(COSA PRODURRE)
Secondo il testo sulla sanzione all'amministratore di fatto, quale prova occorre per irrogare la sanzione tributaria all'amministratore di fatto di una società di capitali?

(TESTO RIPORTATO)
Per l’irrogazione della sanzione tributaria all’amministratore di fatto di una società di capitali non basta la circostanza che la società abbia utilizzato fatture per operazioni inesistenti, occorre invece la prova che la società svolga una funzione passiva, meramente servente all’utilità ricavata dall’amministratore. La questione involgeva una contestazione di emissione e utilizzo di fatture per operazioni inesistenti: la società cartiera che aveva emesso delle fatture soggettivamente inesistenti utilizzate a valle da una società, della quale era stato ritenuto amministratore di fatto il signor XY, ricorrente in Cassazione. L’ufficio dell’agenzia delle Entrate, sulla base delle circostanze rappresentate dall’utilizzo di fatture per operazioni soggettivamente inesistenti da parte della società rappresentata, e dalla qualificazione come amministratore di fatto del signor XY, ha ritenuto di potere irrogare la sanzione tributaria, in solido, tanto alla società che all’amministratore di fatto. La Cassazione ha osservato che la condotta dell’Ufficio risulta contraddittoria, rispetto alla tesi sostenuta, nella parte in cui esso irroga la sanzione, in via solidale, tanto alla società che all’amministratore di fatto. Delle due l’una: o la società è fittizia, poiché l’unico contribuente è l’amministratore, e allora la stessa non può essere sanzionata, oppure la società è “viva” ma allora non si può sanzionare l’amministratore di fatto.

(DATI REGISTRATI)
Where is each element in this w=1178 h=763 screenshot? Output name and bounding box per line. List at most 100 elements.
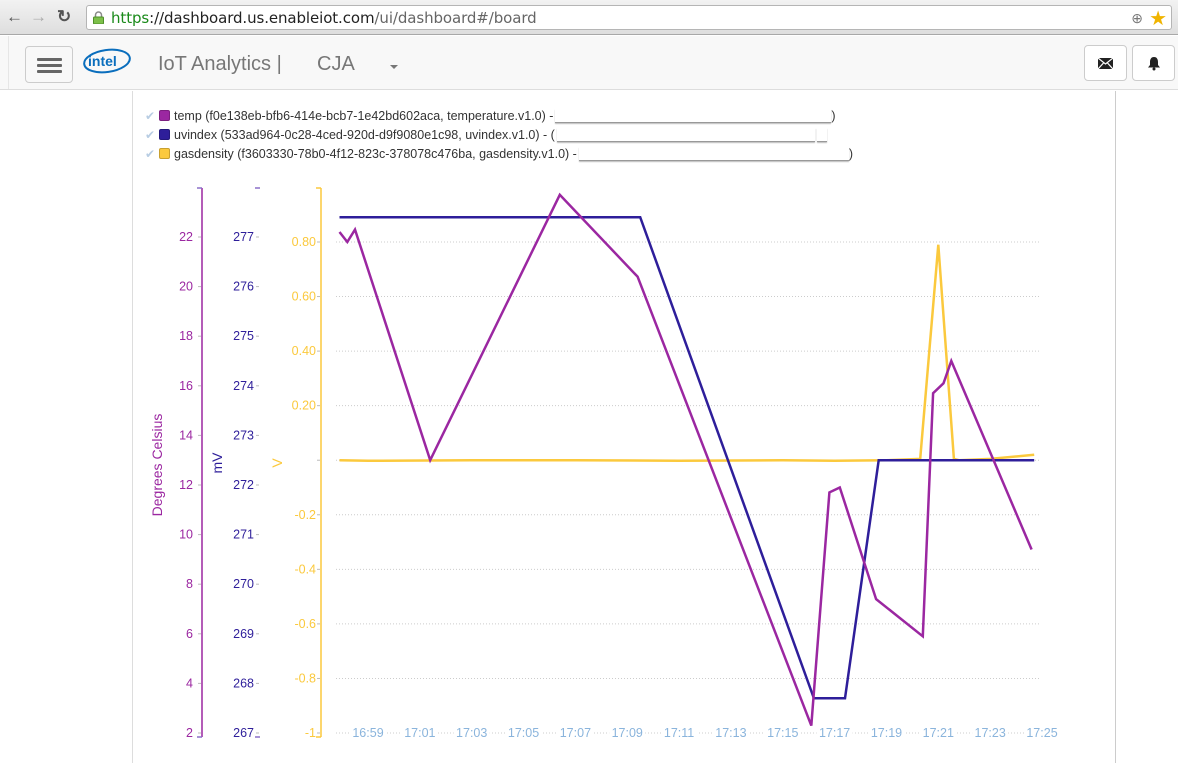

(SOLUZIONE)
Occorre la prova che la società svolga una funzione passiva, meramente servente all'utilità ricavata dall'amministratore.